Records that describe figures
++++++
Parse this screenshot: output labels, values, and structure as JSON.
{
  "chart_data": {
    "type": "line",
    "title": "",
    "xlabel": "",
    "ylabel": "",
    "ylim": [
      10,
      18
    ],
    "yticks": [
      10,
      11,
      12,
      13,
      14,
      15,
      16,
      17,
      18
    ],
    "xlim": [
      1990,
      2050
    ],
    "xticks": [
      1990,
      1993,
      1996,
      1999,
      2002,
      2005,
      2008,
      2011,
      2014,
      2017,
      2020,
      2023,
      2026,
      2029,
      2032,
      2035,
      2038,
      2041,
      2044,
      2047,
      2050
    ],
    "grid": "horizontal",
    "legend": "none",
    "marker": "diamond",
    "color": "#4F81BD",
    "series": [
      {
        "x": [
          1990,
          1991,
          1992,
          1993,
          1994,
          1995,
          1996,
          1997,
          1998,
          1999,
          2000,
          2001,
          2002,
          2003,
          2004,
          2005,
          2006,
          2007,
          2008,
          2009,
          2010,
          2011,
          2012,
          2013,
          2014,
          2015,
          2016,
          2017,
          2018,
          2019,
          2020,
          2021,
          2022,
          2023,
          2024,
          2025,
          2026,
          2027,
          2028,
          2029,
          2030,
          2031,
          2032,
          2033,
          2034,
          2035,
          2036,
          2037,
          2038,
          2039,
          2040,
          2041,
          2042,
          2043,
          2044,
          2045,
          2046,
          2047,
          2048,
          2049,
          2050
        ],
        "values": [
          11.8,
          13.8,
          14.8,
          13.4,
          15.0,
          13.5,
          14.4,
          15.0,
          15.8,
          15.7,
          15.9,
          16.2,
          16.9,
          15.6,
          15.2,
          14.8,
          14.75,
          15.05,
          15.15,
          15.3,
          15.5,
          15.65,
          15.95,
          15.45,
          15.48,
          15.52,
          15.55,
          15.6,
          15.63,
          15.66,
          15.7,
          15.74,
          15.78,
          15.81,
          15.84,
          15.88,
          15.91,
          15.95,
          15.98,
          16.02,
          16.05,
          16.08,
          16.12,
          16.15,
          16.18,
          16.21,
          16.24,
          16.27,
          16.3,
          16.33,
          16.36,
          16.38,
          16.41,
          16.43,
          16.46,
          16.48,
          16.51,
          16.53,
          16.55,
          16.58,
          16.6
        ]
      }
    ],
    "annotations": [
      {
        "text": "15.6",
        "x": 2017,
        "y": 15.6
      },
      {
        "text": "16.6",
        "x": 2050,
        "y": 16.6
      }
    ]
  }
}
++++++
▸ **Your goal**
Print out all the entries precisely as written.

▸ **Correct output**
Parse this screenshot: output labels, values, and structure as JSON.
{
  "chart_data": {
    "type": "line",
    "title": "",
    "xlabel": "",
    "ylabel": "",
    "ylim": [
      10,
      18
    ],
    "yticks": [
      10,
      11,
      12,
      13,
      14,
      15,
      16,
      17,
      18
    ],
    "xlim": [
      1990,
      2050
    ],
    "xticks": [
      1990,
      1993,
      1996,
      1999,
      2002,
      2005,
      2008,
      2011,
      2014,
      2017,
      2020,
      2023,
      2026,
      2029,
      2032,
      2035,
      2038,
      2041,
      2044,
      2047,
      2050
    ],
    "grid": "horizontal",
    "legend": "none",
    "marker": "diamond",
    "color": "#4F81BD",
    "series": [
      {
        "x": [
          1990,
          1991,
          1992,
          1993,
          1994,
          1995,
          1996,
          1997,
          1998,
          1999,
          2000,
          2001,
          2002,
          2003,
          2004,
          2005,
          2006,
          2007,
          2008,
          2009,
          2010,
          2011,
          2012,
          2013,
          2014,
          2015,
          2016,
          2017,
          2018,
          2019,
          2020,
          2021,
          2022,
          2023,
          2024,
          2025,
          2026,
          2027,
          2028,
          2029,
          2030,
          2031,
          2032,
          2033,
          2034,
          2035,
          2036,
          2037,
          2038,
          2039,
          2040,
          2041,
          2042,
          2043,
          2044,
          2045,
          2046,
          2047,
          2048,
          2049,
          2050
        ],
        "values": [
          11.8,
          13.8,
          14.8,
          13.4,
          15.0,
          13.5,
          14.4,
          15.0,
          15.8,
          15.7,
          15.9,
          16.2,
          16.9,
          15.6,
          15.2,
          14.8,
          14.75,
          15.05,
          15.15,
          15.3,
          15.5,
          15.65,
          15.95,
          15.45,
          15.48,
          15.52,
          15.55,
          15.6,
          15.63,
          15.66,
          15.7,
          15.74,
          15.78,
          15.81,
          15.84,
          15.88,
          15.91,
          15.95,
          15.98,
          16.02,
          16.05,
          16.08,
          16.12,
          16.15,
          16.18,
          16.21,
          16.24,
          16.27,
          16.3,
          16.33,
          16.36,
          16.38,
          16.41,
          16.43,
          16.46,
          16.48,
          16.51,
          16.53,
          16.55,
          16.58,
          16.6
        ]
      }
    ],
    "annotations": [
      {
        "text": "15.6",
        "x": 2017,
        "y": 15.6
      },
      {
        "text": "16.6",
        "x": 2050,
        "y": 16.6
      }
    ]
  }
}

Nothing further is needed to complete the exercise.